What needs to be done → Output every record word for word.

Supplied information →
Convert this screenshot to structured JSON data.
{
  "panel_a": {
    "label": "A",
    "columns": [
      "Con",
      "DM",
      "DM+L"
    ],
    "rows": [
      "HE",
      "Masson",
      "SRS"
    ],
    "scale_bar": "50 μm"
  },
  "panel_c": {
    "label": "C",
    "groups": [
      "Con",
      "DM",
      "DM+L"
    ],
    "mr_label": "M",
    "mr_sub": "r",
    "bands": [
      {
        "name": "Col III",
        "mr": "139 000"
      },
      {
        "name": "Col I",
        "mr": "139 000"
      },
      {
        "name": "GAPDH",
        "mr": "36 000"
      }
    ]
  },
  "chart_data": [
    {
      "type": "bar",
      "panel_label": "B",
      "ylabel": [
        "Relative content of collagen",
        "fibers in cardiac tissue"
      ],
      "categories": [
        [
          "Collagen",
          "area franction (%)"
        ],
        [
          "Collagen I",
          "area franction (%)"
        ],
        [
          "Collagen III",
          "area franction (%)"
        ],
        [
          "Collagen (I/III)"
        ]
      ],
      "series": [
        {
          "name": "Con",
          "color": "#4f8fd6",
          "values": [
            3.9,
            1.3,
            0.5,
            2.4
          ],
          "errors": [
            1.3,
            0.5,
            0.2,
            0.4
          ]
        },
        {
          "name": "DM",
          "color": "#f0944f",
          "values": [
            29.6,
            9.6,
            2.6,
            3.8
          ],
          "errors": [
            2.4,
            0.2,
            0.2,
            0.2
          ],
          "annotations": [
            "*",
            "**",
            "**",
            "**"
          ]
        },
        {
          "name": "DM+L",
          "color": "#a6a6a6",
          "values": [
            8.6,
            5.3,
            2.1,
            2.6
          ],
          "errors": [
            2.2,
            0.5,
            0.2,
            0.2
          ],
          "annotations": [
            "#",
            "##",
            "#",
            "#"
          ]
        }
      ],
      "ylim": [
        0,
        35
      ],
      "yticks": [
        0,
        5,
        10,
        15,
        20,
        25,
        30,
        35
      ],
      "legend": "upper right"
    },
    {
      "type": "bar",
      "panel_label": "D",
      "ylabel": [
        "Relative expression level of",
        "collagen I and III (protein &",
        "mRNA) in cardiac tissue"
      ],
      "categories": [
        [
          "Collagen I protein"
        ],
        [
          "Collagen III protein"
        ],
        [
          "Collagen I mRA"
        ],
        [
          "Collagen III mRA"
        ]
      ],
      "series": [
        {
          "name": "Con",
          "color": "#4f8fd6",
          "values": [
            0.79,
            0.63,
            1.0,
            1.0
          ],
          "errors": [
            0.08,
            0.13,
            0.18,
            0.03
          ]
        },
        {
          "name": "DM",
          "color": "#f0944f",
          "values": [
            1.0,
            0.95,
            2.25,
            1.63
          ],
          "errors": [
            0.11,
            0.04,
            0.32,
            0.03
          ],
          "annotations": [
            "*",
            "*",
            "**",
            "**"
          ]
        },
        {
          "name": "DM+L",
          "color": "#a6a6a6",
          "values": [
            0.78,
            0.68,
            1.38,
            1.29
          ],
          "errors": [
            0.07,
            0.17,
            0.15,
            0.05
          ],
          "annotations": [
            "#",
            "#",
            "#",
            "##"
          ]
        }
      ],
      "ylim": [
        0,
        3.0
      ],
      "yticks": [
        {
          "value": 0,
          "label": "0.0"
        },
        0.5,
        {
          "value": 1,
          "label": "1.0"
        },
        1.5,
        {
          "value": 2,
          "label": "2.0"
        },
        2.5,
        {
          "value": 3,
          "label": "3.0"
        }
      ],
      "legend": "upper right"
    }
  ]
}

Your response →
Convert this screenshot to structured JSON data.
{
  "panel_a": {
    "label": "A",
    "columns": [
      "Con",
      "DM",
      "DM+L"
    ],
    "rows": [
      "HE",
      "Masson",
      "SRS"
    ],
    "scale_bar": "50 μm"
  },
  "panel_c": {
    "label": "C",
    "groups": [
      "Con",
      "DM",
      "DM+L"
    ],
    "mr_label": "M",
    "mr_sub": "r",
    "bands": [
      {
        "name": "Col III",
        "mr": "139 000"
      },
      {
        "name": "Col I",
        "mr": "139 000"
      },
      {
        "name": "GAPDH",
        "mr": "36 000"
      }
    ]
  },
  "chart_data": [
    {
      "type": "bar",
      "panel_label": "B",
      "ylabel": [
        "Relative content of collagen",
        "fibers in cardiac tissue"
      ],
      "categories": [
        [
          "Collagen",
          "area franction (%)"
        ],
        [
          "Collagen I",
          "area franction (%)"
        ],
        [
          "Collagen III",
          "area franction (%)"
        ],
        [
          "Collagen (I/III)"
        ]
      ],
      "series": [
        {
          "name": "Con",
          "color": "#4f8fd6",
          "values": [
            3.9,
            1.3,
            0.5,
            2.4
          ],
          "errors": [
            1.3,
            0.5,
            0.2,
            0.4
          ]
        },
        {
          "name": "DM",
          "color": "#f0944f",
          "values": [
            29.6,
            9.6,
            2.6,
            3.8
          ],
          "errors": [
            2.4,
            0.2,
            0.2,
            0.2
          ],
          "annotations": [
            "*",
            "**",
            "**",
            "**"
          ]
        },
        {
          "name": "DM+L",
          "color": "#a6a6a6",
          "values": [
            8.6,
            5.3,
            2.1,
            2.6
          ],
          "errors": [
            2.2,
            0.5,
            0.2,
            0.2
          ],
          "annotations": [
            "#",
            "##",
            "#",
            "#"
          ]
        }
      ],
      "ylim": [
        0,
        35
      ],
      "yticks": [
        0,
        5,
        10,
        15,
        20,
        25,
        30,
        35
      ],
      "legend": "upper right"
    },
    {
      "type": "bar",
      "panel_label": "D",
      "ylabel": [
        "Relative expression level of",
        "collagen I and III (protein &",
        "mRNA) in cardiac tissue"
      ],
      "categories": [
        [
          "Collagen I protein"
        ],
        [
          "Collagen III protein"
        ],
        [
          "Collagen I mRA"
        ],
        [
          "Collagen III mRA"
        ]
      ],
      "series": [
        {
          "name": "Con",
          "color": "#4f8fd6",
          "values": [
            0.79,
            0.63,
            1.0,
            1.0
          ],
          "errors": [
            0.08,
            0.13,
            0.18,
            0.03
          ]
        },
        {
          "name": "DM",
          "color": "#f0944f",
          "values": [
            1.0,
            0.95,
            2.25,
            1.63
          ],
          "errors": [
            0.11,
            0.04,
            0.32,
            0.03
          ],
          "annotations": [
            "*",
            "*",
            "**",
            "**"
          ]
        },
        {
          "name": "DM+L",
          "color": "#a6a6a6",
          "values": [
            0.78,
            0.68,
            1.38,
            1.29
          ],
          "errors": [
            0.07,
            0.17,
            0.15,
            0.05
          ],
          "annotations": [
            "#",
            "#",
            "#",
            "##"
          ]
        }
      ],
      "ylim": [
        0,
        3.0
      ],
      "yticks": [
        {
          "value": 0,
          "label": "0.0"
        },
        0.5,
        {
          "value": 1,
          "label": "1.0"
        },
        1.5,
        {
          "value": 2,
          "label": "2.0"
        },
        2.5,
        {
          "value": 3,
          "label": "3.0"
        }
      ],
      "legend": "upper right"
    }
  ]
}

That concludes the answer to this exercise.